*Given request*
Lines containing the word "Andolan" should be extracted in full.

*Given records*
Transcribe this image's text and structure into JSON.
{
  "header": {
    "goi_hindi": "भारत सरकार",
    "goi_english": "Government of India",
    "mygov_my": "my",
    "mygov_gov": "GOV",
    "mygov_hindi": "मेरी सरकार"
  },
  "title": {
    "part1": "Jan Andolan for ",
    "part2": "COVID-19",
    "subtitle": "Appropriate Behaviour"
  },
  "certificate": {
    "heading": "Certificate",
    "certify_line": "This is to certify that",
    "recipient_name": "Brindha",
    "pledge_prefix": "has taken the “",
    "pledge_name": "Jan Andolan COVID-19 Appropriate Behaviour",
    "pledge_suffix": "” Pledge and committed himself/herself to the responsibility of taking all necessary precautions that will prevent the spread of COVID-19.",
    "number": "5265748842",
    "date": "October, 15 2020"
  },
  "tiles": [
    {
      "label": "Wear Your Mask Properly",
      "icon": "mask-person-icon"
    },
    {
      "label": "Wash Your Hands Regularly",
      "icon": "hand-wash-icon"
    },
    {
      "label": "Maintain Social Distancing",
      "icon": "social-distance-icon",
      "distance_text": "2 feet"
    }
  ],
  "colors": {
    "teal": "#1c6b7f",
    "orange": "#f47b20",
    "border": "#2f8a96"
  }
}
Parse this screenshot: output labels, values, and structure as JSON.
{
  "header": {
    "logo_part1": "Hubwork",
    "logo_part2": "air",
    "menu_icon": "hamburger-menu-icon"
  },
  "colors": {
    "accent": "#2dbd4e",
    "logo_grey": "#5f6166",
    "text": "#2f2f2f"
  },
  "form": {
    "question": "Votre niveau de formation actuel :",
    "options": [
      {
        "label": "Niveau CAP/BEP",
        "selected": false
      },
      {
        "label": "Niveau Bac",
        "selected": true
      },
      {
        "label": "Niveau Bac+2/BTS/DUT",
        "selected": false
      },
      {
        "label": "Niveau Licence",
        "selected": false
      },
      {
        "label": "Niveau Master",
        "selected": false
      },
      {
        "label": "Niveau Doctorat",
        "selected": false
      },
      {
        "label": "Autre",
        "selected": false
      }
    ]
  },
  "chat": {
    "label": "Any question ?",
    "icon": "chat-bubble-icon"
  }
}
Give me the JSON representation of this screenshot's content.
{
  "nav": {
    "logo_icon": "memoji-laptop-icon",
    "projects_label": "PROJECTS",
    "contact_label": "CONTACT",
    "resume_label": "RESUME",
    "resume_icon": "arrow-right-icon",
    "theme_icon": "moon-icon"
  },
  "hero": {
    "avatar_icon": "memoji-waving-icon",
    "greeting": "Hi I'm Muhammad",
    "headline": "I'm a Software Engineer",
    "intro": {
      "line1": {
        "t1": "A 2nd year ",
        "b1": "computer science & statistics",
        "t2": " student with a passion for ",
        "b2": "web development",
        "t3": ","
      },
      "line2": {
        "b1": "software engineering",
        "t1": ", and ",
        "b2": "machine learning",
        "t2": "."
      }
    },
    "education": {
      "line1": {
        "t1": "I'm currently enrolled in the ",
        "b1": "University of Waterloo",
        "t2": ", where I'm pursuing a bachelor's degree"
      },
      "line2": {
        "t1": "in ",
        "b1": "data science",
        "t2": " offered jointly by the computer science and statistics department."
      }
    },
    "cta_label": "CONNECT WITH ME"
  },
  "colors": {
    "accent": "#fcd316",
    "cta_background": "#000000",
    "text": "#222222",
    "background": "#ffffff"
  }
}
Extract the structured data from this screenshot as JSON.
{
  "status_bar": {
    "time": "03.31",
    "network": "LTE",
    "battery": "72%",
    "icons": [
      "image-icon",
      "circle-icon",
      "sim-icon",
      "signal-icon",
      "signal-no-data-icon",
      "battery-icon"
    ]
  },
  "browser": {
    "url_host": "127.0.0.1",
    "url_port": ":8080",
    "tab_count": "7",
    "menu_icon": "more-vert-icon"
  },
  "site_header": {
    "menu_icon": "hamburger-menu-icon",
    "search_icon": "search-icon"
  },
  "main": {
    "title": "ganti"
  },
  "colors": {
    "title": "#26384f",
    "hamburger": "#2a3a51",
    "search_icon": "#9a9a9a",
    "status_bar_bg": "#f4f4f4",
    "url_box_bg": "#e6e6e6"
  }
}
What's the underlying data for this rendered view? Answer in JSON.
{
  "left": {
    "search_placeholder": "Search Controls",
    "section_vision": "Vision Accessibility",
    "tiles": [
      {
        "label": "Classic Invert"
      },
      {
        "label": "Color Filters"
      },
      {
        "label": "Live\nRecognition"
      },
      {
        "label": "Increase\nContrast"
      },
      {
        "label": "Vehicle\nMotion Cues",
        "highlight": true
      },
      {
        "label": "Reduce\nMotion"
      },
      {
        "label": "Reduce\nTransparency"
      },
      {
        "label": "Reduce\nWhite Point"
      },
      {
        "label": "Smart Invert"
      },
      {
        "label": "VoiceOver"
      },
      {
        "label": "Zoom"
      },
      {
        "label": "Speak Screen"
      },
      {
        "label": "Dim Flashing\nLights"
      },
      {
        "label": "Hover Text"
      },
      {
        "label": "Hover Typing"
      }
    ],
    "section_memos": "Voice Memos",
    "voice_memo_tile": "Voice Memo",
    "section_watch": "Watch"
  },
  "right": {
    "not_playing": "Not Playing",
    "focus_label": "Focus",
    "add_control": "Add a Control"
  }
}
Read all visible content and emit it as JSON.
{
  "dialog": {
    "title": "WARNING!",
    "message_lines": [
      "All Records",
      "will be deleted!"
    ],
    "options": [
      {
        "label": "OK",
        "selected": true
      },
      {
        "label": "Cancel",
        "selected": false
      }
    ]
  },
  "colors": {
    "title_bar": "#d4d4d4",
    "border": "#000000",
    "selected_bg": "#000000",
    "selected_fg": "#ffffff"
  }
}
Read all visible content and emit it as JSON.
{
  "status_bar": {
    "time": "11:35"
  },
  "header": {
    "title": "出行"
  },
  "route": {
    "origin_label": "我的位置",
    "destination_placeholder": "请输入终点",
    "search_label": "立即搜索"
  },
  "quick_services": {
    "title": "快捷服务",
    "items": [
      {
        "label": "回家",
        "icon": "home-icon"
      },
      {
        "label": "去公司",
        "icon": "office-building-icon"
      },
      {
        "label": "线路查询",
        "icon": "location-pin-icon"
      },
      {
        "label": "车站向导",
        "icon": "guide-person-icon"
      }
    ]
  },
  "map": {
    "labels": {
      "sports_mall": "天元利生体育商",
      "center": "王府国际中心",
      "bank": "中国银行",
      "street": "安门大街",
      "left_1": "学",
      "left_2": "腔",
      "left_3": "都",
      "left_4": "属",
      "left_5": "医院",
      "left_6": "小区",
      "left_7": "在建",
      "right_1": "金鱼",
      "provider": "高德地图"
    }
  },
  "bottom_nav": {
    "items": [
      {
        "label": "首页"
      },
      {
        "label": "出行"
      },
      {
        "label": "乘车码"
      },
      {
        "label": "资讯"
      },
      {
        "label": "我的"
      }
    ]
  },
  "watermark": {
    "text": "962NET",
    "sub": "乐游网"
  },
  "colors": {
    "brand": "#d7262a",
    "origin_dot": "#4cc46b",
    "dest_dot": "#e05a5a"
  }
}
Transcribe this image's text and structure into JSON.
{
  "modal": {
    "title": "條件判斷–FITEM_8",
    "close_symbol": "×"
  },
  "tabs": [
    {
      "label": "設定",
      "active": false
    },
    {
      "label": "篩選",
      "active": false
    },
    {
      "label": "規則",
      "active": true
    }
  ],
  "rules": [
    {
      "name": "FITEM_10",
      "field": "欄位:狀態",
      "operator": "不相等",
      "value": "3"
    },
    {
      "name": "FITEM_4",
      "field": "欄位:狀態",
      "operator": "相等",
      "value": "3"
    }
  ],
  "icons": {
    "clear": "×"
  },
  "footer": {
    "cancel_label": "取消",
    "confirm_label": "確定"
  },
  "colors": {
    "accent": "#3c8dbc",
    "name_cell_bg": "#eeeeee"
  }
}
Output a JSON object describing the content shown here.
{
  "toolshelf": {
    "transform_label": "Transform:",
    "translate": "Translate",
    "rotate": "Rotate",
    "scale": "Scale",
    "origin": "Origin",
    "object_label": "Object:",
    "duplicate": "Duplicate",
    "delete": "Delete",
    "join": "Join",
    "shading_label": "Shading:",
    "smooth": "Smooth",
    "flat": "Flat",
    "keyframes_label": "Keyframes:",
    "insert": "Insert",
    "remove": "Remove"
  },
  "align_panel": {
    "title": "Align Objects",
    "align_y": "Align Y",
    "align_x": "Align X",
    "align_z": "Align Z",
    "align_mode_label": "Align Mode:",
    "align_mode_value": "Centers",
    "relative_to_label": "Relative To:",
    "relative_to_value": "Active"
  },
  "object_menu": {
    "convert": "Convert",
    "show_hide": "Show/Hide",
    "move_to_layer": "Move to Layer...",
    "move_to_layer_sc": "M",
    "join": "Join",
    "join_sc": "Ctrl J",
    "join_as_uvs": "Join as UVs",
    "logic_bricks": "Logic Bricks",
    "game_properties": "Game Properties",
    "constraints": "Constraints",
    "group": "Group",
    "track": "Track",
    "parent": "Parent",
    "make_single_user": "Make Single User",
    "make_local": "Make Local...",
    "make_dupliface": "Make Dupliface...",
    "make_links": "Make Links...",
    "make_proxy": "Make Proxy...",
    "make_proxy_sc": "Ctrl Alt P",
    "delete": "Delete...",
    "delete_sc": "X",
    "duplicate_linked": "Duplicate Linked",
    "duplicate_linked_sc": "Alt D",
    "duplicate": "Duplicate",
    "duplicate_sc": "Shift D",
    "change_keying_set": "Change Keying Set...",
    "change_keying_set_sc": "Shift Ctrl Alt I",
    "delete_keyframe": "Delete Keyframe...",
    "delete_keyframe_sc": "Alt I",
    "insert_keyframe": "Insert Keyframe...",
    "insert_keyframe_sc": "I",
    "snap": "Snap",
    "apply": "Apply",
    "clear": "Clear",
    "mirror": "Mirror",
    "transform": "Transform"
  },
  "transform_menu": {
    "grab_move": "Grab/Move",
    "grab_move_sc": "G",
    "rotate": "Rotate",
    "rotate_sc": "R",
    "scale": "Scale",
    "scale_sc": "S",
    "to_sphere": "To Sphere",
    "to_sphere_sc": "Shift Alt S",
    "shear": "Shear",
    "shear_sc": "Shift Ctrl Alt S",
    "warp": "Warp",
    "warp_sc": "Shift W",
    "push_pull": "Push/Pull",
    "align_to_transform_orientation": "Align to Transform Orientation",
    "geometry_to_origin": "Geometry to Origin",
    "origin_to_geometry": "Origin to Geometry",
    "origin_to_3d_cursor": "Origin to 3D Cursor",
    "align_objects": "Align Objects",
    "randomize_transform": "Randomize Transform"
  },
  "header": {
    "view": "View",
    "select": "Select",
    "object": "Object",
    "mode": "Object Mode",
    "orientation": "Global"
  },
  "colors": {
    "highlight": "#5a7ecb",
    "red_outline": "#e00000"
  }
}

*Result for this task*
    "part1": "Jan Andolan for ",
    "pledge_name": "Jan Andolan COVID-19 Appropriate Behaviour",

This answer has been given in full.